Return a copy of each line that holds the string "大杨村新型冠状病毒肺炎疫情防控法律问题十问十答".

-- start of ENTRIES SUPPLIED --

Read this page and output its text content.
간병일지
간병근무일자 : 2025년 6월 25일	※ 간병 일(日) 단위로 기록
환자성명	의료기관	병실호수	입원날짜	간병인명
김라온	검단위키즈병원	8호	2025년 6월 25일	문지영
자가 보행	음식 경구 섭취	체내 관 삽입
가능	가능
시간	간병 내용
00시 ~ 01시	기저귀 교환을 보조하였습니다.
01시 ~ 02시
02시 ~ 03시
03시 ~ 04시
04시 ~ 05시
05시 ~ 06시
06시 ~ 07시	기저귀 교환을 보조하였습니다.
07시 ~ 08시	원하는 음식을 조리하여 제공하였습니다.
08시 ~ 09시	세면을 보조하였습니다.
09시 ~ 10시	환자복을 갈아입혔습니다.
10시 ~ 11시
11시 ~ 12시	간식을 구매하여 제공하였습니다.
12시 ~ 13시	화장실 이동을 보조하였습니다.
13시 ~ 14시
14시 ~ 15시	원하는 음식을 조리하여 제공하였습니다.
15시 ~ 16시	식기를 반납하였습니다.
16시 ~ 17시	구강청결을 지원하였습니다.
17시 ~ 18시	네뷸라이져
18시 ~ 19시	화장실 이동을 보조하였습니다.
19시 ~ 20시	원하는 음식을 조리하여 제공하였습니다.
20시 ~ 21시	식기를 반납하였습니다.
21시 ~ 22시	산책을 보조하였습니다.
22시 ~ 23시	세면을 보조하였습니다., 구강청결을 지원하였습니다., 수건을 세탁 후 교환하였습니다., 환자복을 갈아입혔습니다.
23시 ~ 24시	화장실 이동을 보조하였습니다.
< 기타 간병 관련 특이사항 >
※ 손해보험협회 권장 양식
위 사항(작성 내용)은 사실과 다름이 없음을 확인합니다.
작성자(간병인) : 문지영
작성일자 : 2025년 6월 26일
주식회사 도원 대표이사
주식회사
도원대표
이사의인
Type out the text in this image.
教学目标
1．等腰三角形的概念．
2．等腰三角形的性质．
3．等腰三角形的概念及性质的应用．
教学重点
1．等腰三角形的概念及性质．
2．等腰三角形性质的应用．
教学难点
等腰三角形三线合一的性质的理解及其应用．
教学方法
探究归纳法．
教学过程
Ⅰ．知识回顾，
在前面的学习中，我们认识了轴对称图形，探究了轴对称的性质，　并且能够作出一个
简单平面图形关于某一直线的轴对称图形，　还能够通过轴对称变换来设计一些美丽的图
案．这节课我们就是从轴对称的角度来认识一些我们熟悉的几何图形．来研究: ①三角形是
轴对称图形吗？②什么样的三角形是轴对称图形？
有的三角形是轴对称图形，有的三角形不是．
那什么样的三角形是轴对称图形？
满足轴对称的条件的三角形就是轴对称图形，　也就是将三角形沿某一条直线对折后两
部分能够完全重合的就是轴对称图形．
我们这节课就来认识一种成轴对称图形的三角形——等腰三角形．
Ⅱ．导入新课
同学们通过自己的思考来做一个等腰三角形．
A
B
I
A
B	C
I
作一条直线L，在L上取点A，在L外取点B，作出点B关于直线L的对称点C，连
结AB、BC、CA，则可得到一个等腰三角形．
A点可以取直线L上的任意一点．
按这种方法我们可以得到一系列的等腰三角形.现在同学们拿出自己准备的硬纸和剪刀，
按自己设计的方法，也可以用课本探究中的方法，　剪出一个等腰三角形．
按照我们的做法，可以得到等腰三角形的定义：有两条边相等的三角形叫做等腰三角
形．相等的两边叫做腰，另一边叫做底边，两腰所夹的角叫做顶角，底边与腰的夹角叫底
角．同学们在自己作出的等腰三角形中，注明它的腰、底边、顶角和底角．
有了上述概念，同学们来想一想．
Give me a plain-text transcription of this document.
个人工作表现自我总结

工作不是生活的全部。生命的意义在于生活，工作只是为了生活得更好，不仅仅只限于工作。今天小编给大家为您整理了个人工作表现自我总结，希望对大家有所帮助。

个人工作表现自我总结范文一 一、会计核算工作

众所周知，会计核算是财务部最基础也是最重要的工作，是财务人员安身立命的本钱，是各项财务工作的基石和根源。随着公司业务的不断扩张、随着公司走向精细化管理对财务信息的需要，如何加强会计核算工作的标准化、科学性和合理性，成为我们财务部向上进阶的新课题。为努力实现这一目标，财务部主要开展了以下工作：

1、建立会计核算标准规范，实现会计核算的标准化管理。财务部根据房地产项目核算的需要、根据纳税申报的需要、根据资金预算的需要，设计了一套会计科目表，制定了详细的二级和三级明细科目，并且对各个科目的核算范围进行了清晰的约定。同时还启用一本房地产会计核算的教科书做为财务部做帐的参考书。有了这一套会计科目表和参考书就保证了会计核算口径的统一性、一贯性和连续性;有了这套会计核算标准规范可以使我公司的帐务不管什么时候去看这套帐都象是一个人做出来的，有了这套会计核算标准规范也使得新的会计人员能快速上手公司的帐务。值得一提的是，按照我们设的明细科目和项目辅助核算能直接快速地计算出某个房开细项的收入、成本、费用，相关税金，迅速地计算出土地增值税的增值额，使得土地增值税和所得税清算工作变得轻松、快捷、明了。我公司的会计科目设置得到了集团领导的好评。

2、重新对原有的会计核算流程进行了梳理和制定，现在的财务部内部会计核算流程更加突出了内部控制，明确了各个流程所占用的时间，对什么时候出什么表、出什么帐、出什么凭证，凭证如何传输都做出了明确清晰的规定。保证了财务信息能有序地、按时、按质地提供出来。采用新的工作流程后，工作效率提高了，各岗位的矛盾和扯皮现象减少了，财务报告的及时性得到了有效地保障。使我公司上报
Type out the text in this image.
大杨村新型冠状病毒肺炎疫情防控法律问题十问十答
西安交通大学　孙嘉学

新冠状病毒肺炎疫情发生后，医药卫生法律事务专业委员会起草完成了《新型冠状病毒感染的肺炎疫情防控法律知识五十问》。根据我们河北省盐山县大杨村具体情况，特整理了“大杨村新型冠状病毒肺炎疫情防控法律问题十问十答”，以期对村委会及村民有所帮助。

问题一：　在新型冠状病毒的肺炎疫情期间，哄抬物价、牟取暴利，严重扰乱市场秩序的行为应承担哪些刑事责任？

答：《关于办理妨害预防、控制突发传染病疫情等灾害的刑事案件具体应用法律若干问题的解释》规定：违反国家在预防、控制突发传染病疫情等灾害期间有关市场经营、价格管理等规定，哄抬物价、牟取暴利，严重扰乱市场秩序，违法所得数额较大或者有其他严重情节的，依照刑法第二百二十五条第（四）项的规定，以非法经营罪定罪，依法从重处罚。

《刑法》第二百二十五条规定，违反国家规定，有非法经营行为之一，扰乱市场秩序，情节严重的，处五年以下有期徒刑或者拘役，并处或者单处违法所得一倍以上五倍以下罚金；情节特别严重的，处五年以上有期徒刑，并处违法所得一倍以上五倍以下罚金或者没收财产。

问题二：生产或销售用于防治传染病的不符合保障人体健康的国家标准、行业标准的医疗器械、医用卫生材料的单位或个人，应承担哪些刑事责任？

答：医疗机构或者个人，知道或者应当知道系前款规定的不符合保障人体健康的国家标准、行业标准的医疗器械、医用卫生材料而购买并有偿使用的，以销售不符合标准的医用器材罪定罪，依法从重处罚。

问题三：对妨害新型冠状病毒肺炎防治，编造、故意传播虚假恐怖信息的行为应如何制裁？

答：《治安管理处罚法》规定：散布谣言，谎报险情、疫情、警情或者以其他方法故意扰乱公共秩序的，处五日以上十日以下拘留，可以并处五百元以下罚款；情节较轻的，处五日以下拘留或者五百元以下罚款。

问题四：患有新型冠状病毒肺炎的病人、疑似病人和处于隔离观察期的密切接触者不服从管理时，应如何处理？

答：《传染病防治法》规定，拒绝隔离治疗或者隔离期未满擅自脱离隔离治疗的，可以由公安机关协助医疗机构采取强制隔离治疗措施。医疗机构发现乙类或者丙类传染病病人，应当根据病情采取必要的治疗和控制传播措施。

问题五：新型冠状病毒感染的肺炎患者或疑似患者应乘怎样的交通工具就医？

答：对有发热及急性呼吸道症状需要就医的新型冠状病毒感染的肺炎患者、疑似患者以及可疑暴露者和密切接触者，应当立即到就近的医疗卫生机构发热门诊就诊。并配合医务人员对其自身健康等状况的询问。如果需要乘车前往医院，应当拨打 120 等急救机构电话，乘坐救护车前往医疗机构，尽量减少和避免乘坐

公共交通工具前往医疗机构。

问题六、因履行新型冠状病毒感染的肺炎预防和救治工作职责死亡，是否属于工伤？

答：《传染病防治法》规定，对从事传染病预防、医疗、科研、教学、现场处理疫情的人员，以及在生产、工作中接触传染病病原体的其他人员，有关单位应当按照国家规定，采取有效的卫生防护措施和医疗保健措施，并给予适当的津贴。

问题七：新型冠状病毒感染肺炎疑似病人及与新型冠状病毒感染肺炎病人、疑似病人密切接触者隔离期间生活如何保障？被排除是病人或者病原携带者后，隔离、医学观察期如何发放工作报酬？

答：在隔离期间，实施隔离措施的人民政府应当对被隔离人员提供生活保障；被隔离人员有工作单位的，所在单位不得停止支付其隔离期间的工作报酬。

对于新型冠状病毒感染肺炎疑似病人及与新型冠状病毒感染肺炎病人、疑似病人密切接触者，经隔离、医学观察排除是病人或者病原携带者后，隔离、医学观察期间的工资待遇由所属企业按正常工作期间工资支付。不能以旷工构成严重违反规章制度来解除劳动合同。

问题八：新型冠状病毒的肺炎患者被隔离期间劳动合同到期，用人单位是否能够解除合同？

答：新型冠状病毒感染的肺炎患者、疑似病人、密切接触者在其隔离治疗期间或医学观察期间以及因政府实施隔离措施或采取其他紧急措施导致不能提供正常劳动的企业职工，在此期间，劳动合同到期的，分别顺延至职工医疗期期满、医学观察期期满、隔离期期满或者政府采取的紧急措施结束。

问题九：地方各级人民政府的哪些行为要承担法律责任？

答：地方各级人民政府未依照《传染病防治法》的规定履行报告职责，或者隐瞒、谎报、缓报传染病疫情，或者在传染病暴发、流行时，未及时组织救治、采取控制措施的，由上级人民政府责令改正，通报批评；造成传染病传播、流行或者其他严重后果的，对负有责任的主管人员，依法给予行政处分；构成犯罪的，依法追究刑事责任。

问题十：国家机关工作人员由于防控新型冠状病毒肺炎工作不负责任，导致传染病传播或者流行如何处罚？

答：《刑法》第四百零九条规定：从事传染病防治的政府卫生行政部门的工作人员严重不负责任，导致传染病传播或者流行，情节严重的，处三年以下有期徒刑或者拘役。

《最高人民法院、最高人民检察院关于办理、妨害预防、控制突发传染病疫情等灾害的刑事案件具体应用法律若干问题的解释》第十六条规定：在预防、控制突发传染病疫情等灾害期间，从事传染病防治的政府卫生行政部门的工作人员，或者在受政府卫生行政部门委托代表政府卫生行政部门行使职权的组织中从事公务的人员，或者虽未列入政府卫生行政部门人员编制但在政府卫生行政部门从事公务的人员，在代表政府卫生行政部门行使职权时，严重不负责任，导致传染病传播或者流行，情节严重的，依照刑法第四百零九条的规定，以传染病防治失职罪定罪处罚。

-- end of ENTRIES SUPPLIED --

[REPLY TO THE EXERCISE]:
大杨村新型冠状病毒肺炎疫情防控法律问题十问十答
新冠状病毒肺炎疫情发生后，医药卫生法律事务专业委员会起草完成了《新型冠状病毒感染的肺炎疫情防控法律知识五十问》。根据我们河北省盐山县大杨村具体情况，特整理了“大杨村新型冠状病毒肺炎疫情防控法律问题十问十答”，以期对村委会及村民有所帮助。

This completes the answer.